Extracted records:
▬▬▬▬▬▬▬▬▬▬

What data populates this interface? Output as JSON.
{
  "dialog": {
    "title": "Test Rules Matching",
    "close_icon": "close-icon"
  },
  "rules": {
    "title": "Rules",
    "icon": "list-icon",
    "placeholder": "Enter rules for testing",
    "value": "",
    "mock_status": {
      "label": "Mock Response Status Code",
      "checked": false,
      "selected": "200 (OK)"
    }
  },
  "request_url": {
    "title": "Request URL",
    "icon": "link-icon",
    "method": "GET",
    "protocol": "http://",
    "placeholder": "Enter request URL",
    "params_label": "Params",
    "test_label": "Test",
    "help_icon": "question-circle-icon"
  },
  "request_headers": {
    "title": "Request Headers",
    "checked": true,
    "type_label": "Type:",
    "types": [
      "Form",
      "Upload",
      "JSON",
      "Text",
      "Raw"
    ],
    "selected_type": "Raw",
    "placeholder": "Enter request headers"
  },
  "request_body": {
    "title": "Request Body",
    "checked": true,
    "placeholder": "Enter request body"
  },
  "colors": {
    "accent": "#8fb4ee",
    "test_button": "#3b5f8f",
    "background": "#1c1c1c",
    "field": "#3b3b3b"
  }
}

▬▬▬▬▬▬▬▬▬▬

### Challenge
Pick out the lines above that hold the string "Enter" and show them.

### Exercise solution
    "placeholder": "Enter rules for testing",
    "placeholder": "Enter request URL",
    "placeholder": "Enter request headers"
    "placeholder": "Enter request body"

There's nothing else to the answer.